■ Input material ■
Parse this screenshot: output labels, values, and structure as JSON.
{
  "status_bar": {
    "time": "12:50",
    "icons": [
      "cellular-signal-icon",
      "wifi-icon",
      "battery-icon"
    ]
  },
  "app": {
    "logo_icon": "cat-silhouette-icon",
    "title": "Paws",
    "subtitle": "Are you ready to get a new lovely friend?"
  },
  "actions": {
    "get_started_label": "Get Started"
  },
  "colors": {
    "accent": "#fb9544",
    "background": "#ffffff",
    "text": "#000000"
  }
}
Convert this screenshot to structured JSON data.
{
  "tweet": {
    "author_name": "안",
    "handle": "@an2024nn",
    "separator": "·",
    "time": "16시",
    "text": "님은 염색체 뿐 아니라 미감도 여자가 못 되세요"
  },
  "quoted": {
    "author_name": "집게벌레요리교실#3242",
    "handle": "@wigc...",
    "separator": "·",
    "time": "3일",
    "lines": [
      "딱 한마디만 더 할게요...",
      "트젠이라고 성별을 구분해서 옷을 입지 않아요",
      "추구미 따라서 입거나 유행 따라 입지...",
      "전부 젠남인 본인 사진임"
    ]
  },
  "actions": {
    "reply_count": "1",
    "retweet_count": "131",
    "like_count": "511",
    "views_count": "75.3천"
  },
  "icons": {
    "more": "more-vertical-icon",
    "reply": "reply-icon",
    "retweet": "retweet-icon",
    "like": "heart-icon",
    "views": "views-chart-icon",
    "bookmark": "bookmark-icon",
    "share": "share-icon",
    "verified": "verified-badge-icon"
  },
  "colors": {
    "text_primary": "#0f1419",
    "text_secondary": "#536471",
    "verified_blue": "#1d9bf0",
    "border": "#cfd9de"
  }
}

■ What is asked ■
The lines above should be duplicated exactly.

■ Finished task ■
Parse this screenshot: output labels, values, and structure as JSON.
{
  "status_bar": {
    "time": "12:50",
    "icons": [
      "cellular-signal-icon",
      "wifi-icon",
      "battery-icon"
    ]
  },
  "app": {
    "logo_icon": "cat-silhouette-icon",
    "title": "Paws",
    "subtitle": "Are you ready to get a new lovely friend?"
  },
  "actions": {
    "get_started_label": "Get Started"
  },
  "colors": {
    "accent": "#fb9544",
    "background": "#ffffff",
    "text": "#000000"
  }
}
Convert this screenshot to structured JSON data.
{
  "tweet": {
    "author_name": "안",
    "handle": "@an2024nn",
    "separator": "·",
    "time": "16시",
    "text": "님은 염색체 뿐 아니라 미감도 여자가 못 되세요"
  },
  "quoted": {
    "author_name": "집게벌레요리교실#3242",
    "handle": "@wigc...",
    "separator": "·",
    "time": "3일",
    "lines": [
      "딱 한마디만 더 할게요...",
      "트젠이라고 성별을 구분해서 옷을 입지 않아요",
      "추구미 따라서 입거나 유행 따라 입지...",
      "전부 젠남인 본인 사진임"
    ]
  },
  "actions": {
    "reply_count": "1",
    "retweet_count": "131",
    "like_count": "511",
    "views_count": "75.3천"
  },
  "icons": {
    "more": "more-vertical-icon",
    "reply": "reply-icon",
    "retweet": "retweet-icon",
    "like": "heart-icon",
    "views": "views-chart-icon",
    "bookmark": "bookmark-icon",
    "share": "share-icon",
    "verified": "verified-badge-icon"
  },
  "colors": {
    "text_primary": "#0f1419",
    "text_secondary": "#536471",
    "verified_blue": "#1d9bf0",
    "border": "#cfd9de"
  }
}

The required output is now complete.